Exercise ->
Find the word "xlabel" in the listing; pull out each line holding it.

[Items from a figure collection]
= = =

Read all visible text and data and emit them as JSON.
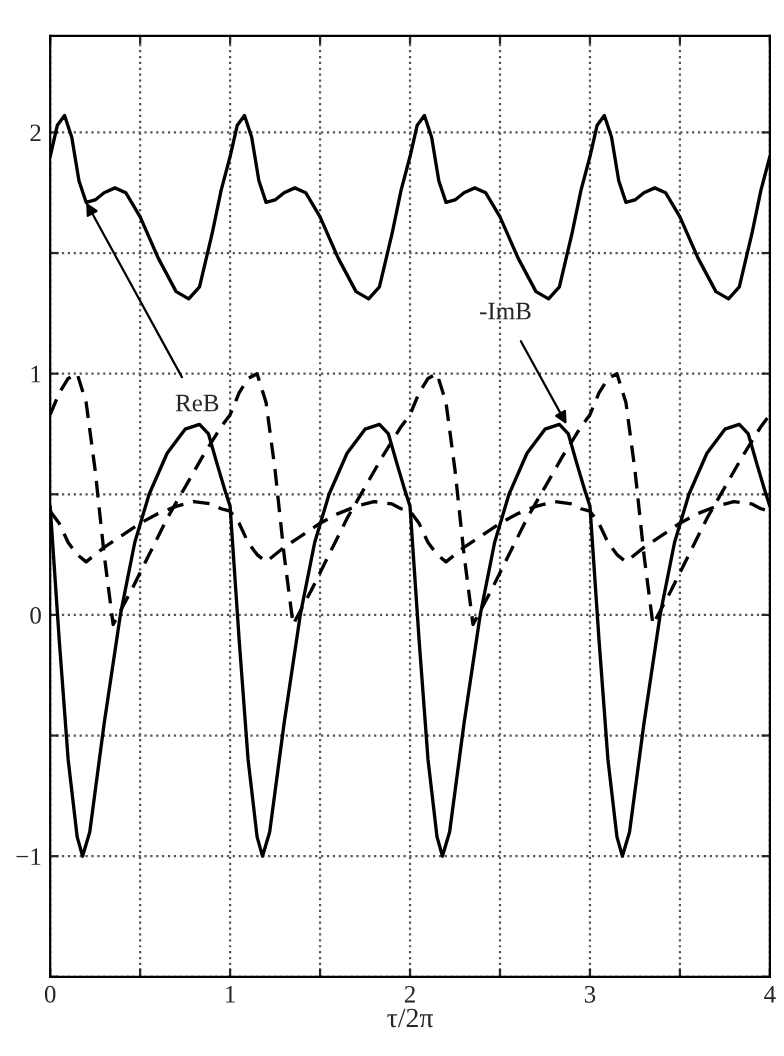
{
  "chart_data": {
    "type": "line",
    "xlabel": "τ/2π",
    "xlim": [
      0,
      4
    ],
    "ylim": [
      -1.5,
      2.4
    ],
    "xticks": [
      0,
      {
        "value": 0.5,
        "label": null
      },
      1,
      {
        "value": 1.5,
        "label": null
      },
      2,
      {
        "value": 2.5,
        "label": null
      },
      3,
      {
        "value": 3.5,
        "label": null
      },
      4
    ],
    "yticks": [
      {
        "value": -1.5,
        "label": null
      },
      {
        "value": -1,
        "label": "−1"
      },
      {
        "value": -0.5,
        "label": null
      },
      0,
      {
        "value": 0.5,
        "label": null
      },
      1,
      {
        "value": 1.5,
        "label": null
      },
      2
    ],
    "grid": true,
    "marker": "none",
    "legend": false,
    "annotations": [
      {
        "text": "ReB",
        "x": 0.2,
        "y": 1.71
      },
      {
        "text": "-ImB",
        "x": 2.87,
        "y": 0.79
      }
    ],
    "series": [
      {
        "color": "#000000",
        "line_style": "solid",
        "x": [
          0,
          0.04,
          0.08,
          0.12,
          0.16,
          0.2,
          0.25,
          0.3,
          0.36,
          0.42,
          0.5,
          0.6,
          0.7,
          0.77,
          0.83,
          0.9,
          0.95,
          1,
          1.04,
          1.08,
          1.12,
          1.16,
          1.2,
          1.25,
          1.3,
          1.36,
          1.42,
          1.5,
          1.6,
          1.7,
          1.77,
          1.83,
          1.9,
          1.95,
          2,
          2.04,
          2.08,
          2.12,
          2.16,
          2.2,
          2.25,
          2.3,
          2.36,
          2.42,
          2.5,
          2.6,
          2.7,
          2.77,
          2.83,
          2.9,
          2.95,
          3,
          3.04,
          3.08,
          3.12,
          3.16,
          3.2,
          3.25,
          3.3,
          3.36,
          3.42,
          3.5,
          3.6,
          3.7,
          3.77,
          3.83,
          3.9,
          3.95,
          4
        ],
        "values": [
          1.9,
          2.03,
          2.07,
          1.98,
          1.8,
          1.71,
          1.72,
          1.75,
          1.77,
          1.75,
          1.65,
          1.48,
          1.34,
          1.31,
          1.36,
          1.58,
          1.76,
          1.9,
          2.03,
          2.07,
          1.98,
          1.8,
          1.71,
          1.72,
          1.75,
          1.77,
          1.75,
          1.65,
          1.48,
          1.34,
          1.31,
          1.36,
          1.58,
          1.76,
          1.9,
          2.03,
          2.07,
          1.98,
          1.8,
          1.71,
          1.72,
          1.75,
          1.77,
          1.75,
          1.65,
          1.48,
          1.34,
          1.31,
          1.36,
          1.58,
          1.76,
          1.9,
          2.03,
          2.07,
          1.98,
          1.8,
          1.71,
          1.72,
          1.75,
          1.77,
          1.75,
          1.65,
          1.48,
          1.34,
          1.31,
          1.36,
          1.58,
          1.76,
          1.9
        ]
      },
      {
        "color": "#000000",
        "line_style": "solid",
        "x": [
          0,
          0.05,
          0.1,
          0.15,
          0.18,
          0.22,
          0.3,
          0.39,
          0.47,
          0.55,
          0.65,
          0.75,
          0.83,
          0.88,
          0.93,
          0.97,
          1,
          1.05,
          1.1,
          1.15,
          1.18,
          1.22,
          1.3,
          1.39,
          1.47,
          1.55,
          1.65,
          1.75,
          1.83,
          1.88,
          1.93,
          1.97,
          2,
          2.05,
          2.1,
          2.15,
          2.18,
          2.22,
          2.3,
          2.39,
          2.47,
          2.55,
          2.65,
          2.75,
          2.83,
          2.88,
          2.93,
          2.97,
          3,
          3.05,
          3.1,
          3.15,
          3.18,
          3.22,
          3.3,
          3.39,
          3.47,
          3.55,
          3.65,
          3.75,
          3.83,
          3.88,
          3.93,
          3.97,
          4
        ],
        "values": [
          0.45,
          -0.1,
          -0.6,
          -0.92,
          -1.0,
          -0.9,
          -0.45,
          0.0,
          0.3,
          0.5,
          0.67,
          0.77,
          0.79,
          0.75,
          0.62,
          0.52,
          0.45,
          -0.1,
          -0.6,
          -0.92,
          -1.0,
          -0.9,
          -0.45,
          0.0,
          0.3,
          0.5,
          0.67,
          0.77,
          0.79,
          0.75,
          0.62,
          0.52,
          0.45,
          -0.1,
          -0.6,
          -0.92,
          -1.0,
          -0.9,
          -0.45,
          0.0,
          0.3,
          0.5,
          0.67,
          0.77,
          0.79,
          0.75,
          0.62,
          0.52,
          0.45,
          -0.1,
          -0.6,
          -0.92,
          -1.0,
          -0.9,
          -0.45,
          0.0,
          0.3,
          0.5,
          0.67,
          0.77,
          0.79,
          0.75,
          0.62,
          0.52,
          0.45
        ]
      },
      {
        "color": "#000000",
        "line_style": "dashed",
        "x": [
          0,
          0.05,
          0.1,
          0.15,
          0.2,
          0.25,
          0.3,
          0.35,
          0.45,
          0.55,
          0.65,
          0.75,
          0.85,
          0.95,
          1,
          1.05,
          1.1,
          1.15,
          1.2,
          1.25,
          1.3,
          1.35,
          1.45,
          1.55,
          1.65,
          1.75,
          1.85,
          1.95,
          2,
          2.05,
          2.1,
          2.15,
          2.2,
          2.25,
          2.3,
          2.35,
          2.45,
          2.55,
          2.65,
          2.75,
          2.85,
          2.95,
          3,
          3.05,
          3.1,
          3.15,
          3.2,
          3.25,
          3.3,
          3.35,
          3.45,
          3.55,
          3.65,
          3.75,
          3.85,
          3.95,
          4
        ],
        "values": [
          0.83,
          0.92,
          0.98,
          1.0,
          0.88,
          0.6,
          0.25,
          -0.04,
          0.1,
          0.25,
          0.4,
          0.53,
          0.66,
          0.78,
          0.83,
          0.92,
          0.98,
          1.0,
          0.88,
          0.6,
          0.25,
          -0.04,
          0.1,
          0.25,
          0.4,
          0.53,
          0.66,
          0.78,
          0.83,
          0.92,
          0.98,
          1.0,
          0.88,
          0.6,
          0.25,
          -0.04,
          0.1,
          0.25,
          0.4,
          0.53,
          0.66,
          0.78,
          0.83,
          0.92,
          0.98,
          1.0,
          0.88,
          0.6,
          0.25,
          -0.04,
          0.1,
          0.25,
          0.4,
          0.53,
          0.66,
          0.78,
          0.83
        ]
      },
      {
        "color": "#000000",
        "line_style": "dashed",
        "x": [
          0,
          0.05,
          0.1,
          0.15,
          0.2,
          0.3,
          0.4,
          0.5,
          0.6,
          0.7,
          0.8,
          0.9,
          0.95,
          1,
          1.05,
          1.1,
          1.15,
          1.2,
          1.3,
          1.4,
          1.5,
          1.6,
          1.7,
          1.8,
          1.9,
          1.95,
          2,
          2.05,
          2.1,
          2.15,
          2.2,
          2.3,
          2.4,
          2.5,
          2.6,
          2.7,
          2.8,
          2.9,
          2.95,
          3,
          3.05,
          3.1,
          3.15,
          3.2,
          3.3,
          3.4,
          3.5,
          3.6,
          3.7,
          3.8,
          3.9,
          3.95,
          4
        ],
        "values": [
          0.43,
          0.38,
          0.3,
          0.25,
          0.22,
          0.28,
          0.33,
          0.38,
          0.42,
          0.45,
          0.47,
          0.46,
          0.44,
          0.43,
          0.38,
          0.3,
          0.25,
          0.22,
          0.28,
          0.33,
          0.38,
          0.42,
          0.45,
          0.47,
          0.46,
          0.44,
          0.43,
          0.38,
          0.3,
          0.25,
          0.22,
          0.28,
          0.33,
          0.38,
          0.42,
          0.45,
          0.47,
          0.46,
          0.44,
          0.43,
          0.38,
          0.3,
          0.25,
          0.22,
          0.28,
          0.33,
          0.38,
          0.42,
          0.45,
          0.47,
          0.46,
          0.44,
          0.43
        ]
      }
    ]
  }
}
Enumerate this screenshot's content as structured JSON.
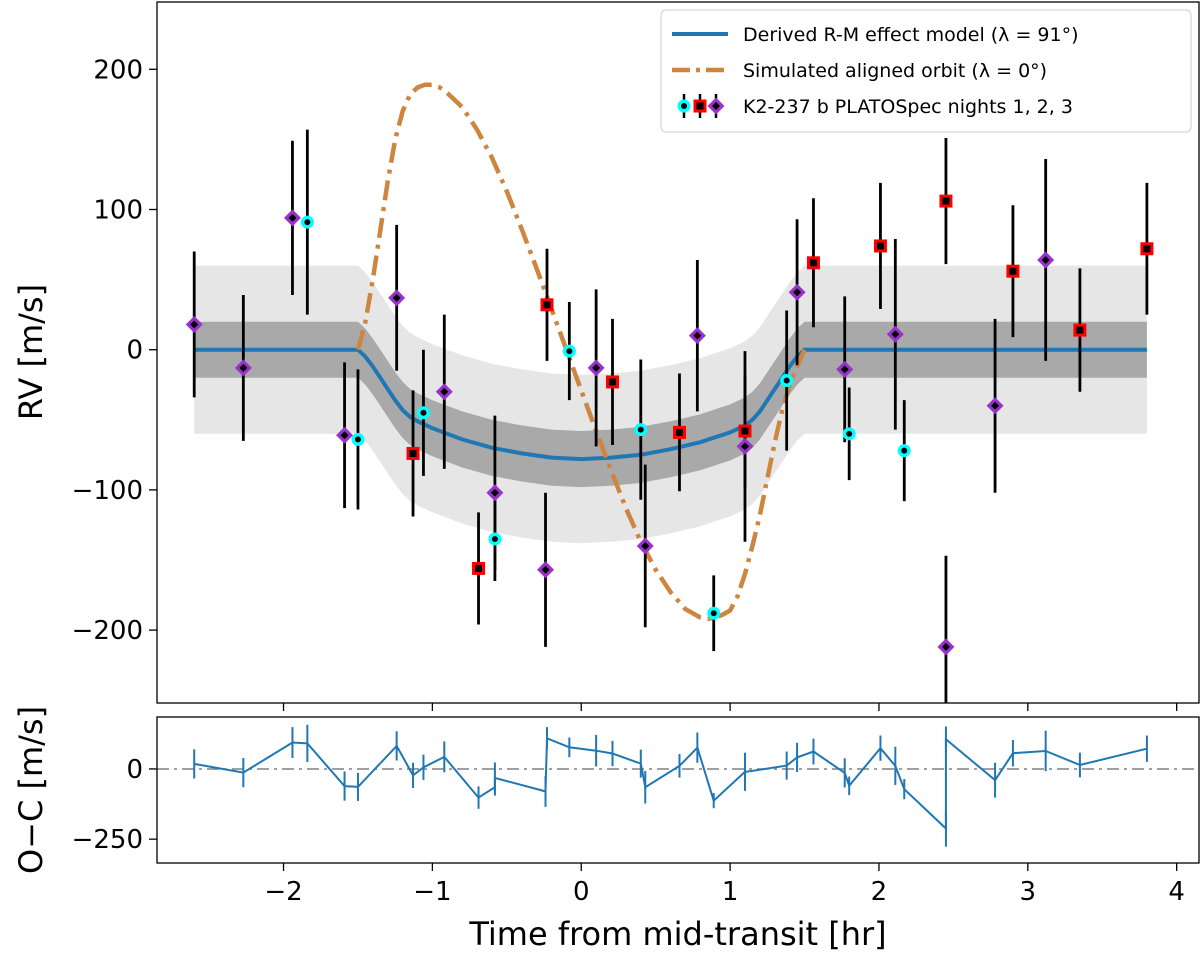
{
  "chart_data": {
    "type": "scatter",
    "xlabel": "Time from mid-transit [hr]",
    "top_panel": {
      "ylabel": "RV [m/s]",
      "xlim": [
        -2.85,
        4.15
      ],
      "ylim": [
        -252,
        248
      ],
      "yticks": [
        200,
        100,
        0,
        -100,
        -200
      ],
      "ytick_labels": [
        "200",
        "100",
        "0",
        "−100",
        "−200"
      ],
      "legend_position": "top-right",
      "legend": {
        "model": "Derived R-M effect model (λ = 91°)",
        "aligned": "Simulated aligned orbit (λ = 0°)",
        "data": "K2-237 b PLATOSpec nights 1, 2, 3"
      },
      "colors": {
        "model": "#1f77b4",
        "aligned": "#cd853f",
        "band_inner": "#a9a9a9",
        "band_outer": "#e6e6e6",
        "night1_face": "#00ffff",
        "night2_face": "#ff0000",
        "night3_face": "#9932cc",
        "marker_center": "#000000"
      },
      "model_curve": {
        "x": [
          -2.6,
          -1.5,
          -1.45,
          -1.4,
          -1.35,
          -1.3,
          -1.25,
          -1.2,
          -1.15,
          -1.1,
          -1.0,
          -0.8,
          -0.6,
          -0.4,
          -0.2,
          0.0,
          0.2,
          0.4,
          0.6,
          0.8,
          1.0,
          1.1,
          1.15,
          1.2,
          1.25,
          1.3,
          1.35,
          1.4,
          1.45,
          1.5,
          3.8
        ],
        "y": [
          0,
          0,
          -5,
          -12,
          -20,
          -28,
          -36,
          -43,
          -48,
          -51,
          -56,
          -64,
          -70,
          -74,
          -77,
          -78,
          -77,
          -75,
          -71,
          -66,
          -59,
          -54,
          -50,
          -44,
          -36,
          -28,
          -20,
          -12,
          -5,
          0,
          0
        ]
      },
      "band_inner_halfwidth": 20,
      "band_outer_halfwidth": 60,
      "aligned_curve": {
        "x": [
          -1.5,
          -1.45,
          -1.4,
          -1.35,
          -1.3,
          -1.25,
          -1.2,
          -1.15,
          -1.1,
          -1.05,
          -1.0,
          -0.95,
          -0.9,
          -0.8,
          -0.7,
          -0.6,
          -0.5,
          -0.4,
          -0.3,
          -0.2,
          -0.1,
          0.0,
          0.1,
          0.2,
          0.3,
          0.4,
          0.5,
          0.6,
          0.7,
          0.8,
          0.85,
          0.9,
          0.95,
          1.0,
          1.05,
          1.1,
          1.15,
          1.2,
          1.25,
          1.3,
          1.35,
          1.4,
          1.45,
          1.5
        ],
        "y": [
          0,
          20,
          50,
          85,
          120,
          150,
          170,
          182,
          187,
          189,
          189,
          187,
          183,
          173,
          157,
          137,
          113,
          86,
          58,
          29,
          0,
          -29,
          -58,
          -86,
          -113,
          -137,
          -157,
          -173,
          -185,
          -191,
          -192,
          -191,
          -189,
          -186,
          -176,
          -160,
          -140,
          -118,
          -92,
          -66,
          -43,
          -25,
          -12,
          0
        ]
      },
      "night1": [
        {
          "x": -1.84,
          "y": 91,
          "err": 66
        },
        {
          "x": -1.5,
          "y": -64,
          "err": 50
        },
        {
          "x": -1.06,
          "y": -45,
          "err": 45
        },
        {
          "x": -0.58,
          "y": -135,
          "err": 30
        },
        {
          "x": -0.08,
          "y": -1,
          "err": 35
        },
        {
          "x": 0.4,
          "y": -57,
          "err": 50
        },
        {
          "x": 0.89,
          "y": -188,
          "err": 27
        },
        {
          "x": 1.38,
          "y": -22,
          "err": 50
        },
        {
          "x": 1.8,
          "y": -60,
          "err": 33
        },
        {
          "x": 2.17,
          "y": -72,
          "err": 36
        }
      ],
      "night2": [
        {
          "x": -1.13,
          "y": -74,
          "err": 45
        },
        {
          "x": -0.69,
          "y": -156,
          "err": 40
        },
        {
          "x": -0.23,
          "y": 32,
          "err": 40
        },
        {
          "x": 0.21,
          "y": -23,
          "err": 45
        },
        {
          "x": 0.66,
          "y": -59,
          "err": 42
        },
        {
          "x": 1.1,
          "y": -58,
          "err": 40
        },
        {
          "x": 1.56,
          "y": 62,
          "err": 46
        },
        {
          "x": 2.01,
          "y": 74,
          "err": 45
        },
        {
          "x": 2.45,
          "y": 106,
          "err": 45
        },
        {
          "x": 2.9,
          "y": 56,
          "err": 47
        },
        {
          "x": 3.35,
          "y": 14,
          "err": 44
        },
        {
          "x": 3.8,
          "y": 72,
          "err": 47
        }
      ],
      "night3": [
        {
          "x": -2.6,
          "y": 18,
          "err": 52
        },
        {
          "x": -2.27,
          "y": -13,
          "err": 52
        },
        {
          "x": -1.94,
          "y": 94,
          "err": 55
        },
        {
          "x": -1.59,
          "y": -61,
          "err": 52
        },
        {
          "x": -1.24,
          "y": 37,
          "err": 52
        },
        {
          "x": -0.92,
          "y": -30,
          "err": 55
        },
        {
          "x": -0.58,
          "y": -102,
          "err": 55
        },
        {
          "x": -0.24,
          "y": -157,
          "err": 55
        },
        {
          "x": 0.1,
          "y": -13,
          "err": 56
        },
        {
          "x": 0.43,
          "y": -140,
          "err": 58
        },
        {
          "x": 0.78,
          "y": 10,
          "err": 54
        },
        {
          "x": 1.1,
          "y": -69,
          "err": 68
        },
        {
          "x": 1.45,
          "y": 41,
          "err": 52
        },
        {
          "x": 1.77,
          "y": -14,
          "err": 52
        },
        {
          "x": 2.11,
          "y": 11,
          "err": 68
        },
        {
          "x": 2.45,
          "y": -212,
          "err": 65
        },
        {
          "x": 2.78,
          "y": -40,
          "err": 62
        },
        {
          "x": 3.12,
          "y": 64,
          "err": 72
        }
      ]
    },
    "bottom_panel": {
      "ylabel": "O−C [m/s]",
      "ylim": [
        -335,
        185
      ],
      "yticks": [
        0,
        -250
      ],
      "ytick_labels": [
        "0",
        "−250"
      ],
      "xticks": [
        -2,
        -1,
        0,
        1,
        2,
        3,
        4
      ],
      "xtick_labels": [
        "−2",
        "−1",
        "0",
        "1",
        "2",
        "3",
        "4"
      ],
      "colors": {
        "line": "#1f77b4",
        "zero_line": "#808080"
      },
      "residuals": {
        "x": [
          -2.6,
          -2.27,
          -1.94,
          -1.84,
          -1.59,
          -1.5,
          -1.24,
          -1.13,
          -1.06,
          -0.92,
          -0.69,
          -0.58,
          -0.58,
          -0.24,
          -0.23,
          -0.08,
          0.1,
          0.21,
          0.4,
          0.43,
          0.66,
          0.78,
          0.89,
          1.1,
          1.1,
          1.38,
          1.45,
          1.56,
          1.77,
          1.8,
          2.01,
          2.11,
          2.17,
          2.45,
          2.45,
          2.78,
          2.9,
          3.12,
          3.35,
          3.8
        ],
        "y": [
          18,
          -13,
          94,
          91,
          -61,
          -64,
          82,
          -23,
          6,
          43,
          -102,
          -65,
          -32,
          -80,
          109,
          77,
          65,
          55,
          19,
          -65,
          11,
          76,
          -113,
          -10,
          -11,
          12,
          41,
          62,
          -14,
          -60,
          74,
          11,
          -72,
          -212,
          106,
          -40,
          56,
          64,
          14,
          72
        ],
        "err": [
          52,
          52,
          55,
          66,
          52,
          50,
          52,
          45,
          45,
          55,
          40,
          30,
          55,
          55,
          40,
          35,
          56,
          45,
          50,
          58,
          42,
          54,
          27,
          68,
          40,
          50,
          52,
          46,
          52,
          33,
          45,
          68,
          36,
          65,
          45,
          62,
          47,
          72,
          44,
          47
        ]
      }
    }
  }
}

= = =

The result ->
    "xlabel": "τ/2π",
    "xlabel": "Time from mid-transit [hr]",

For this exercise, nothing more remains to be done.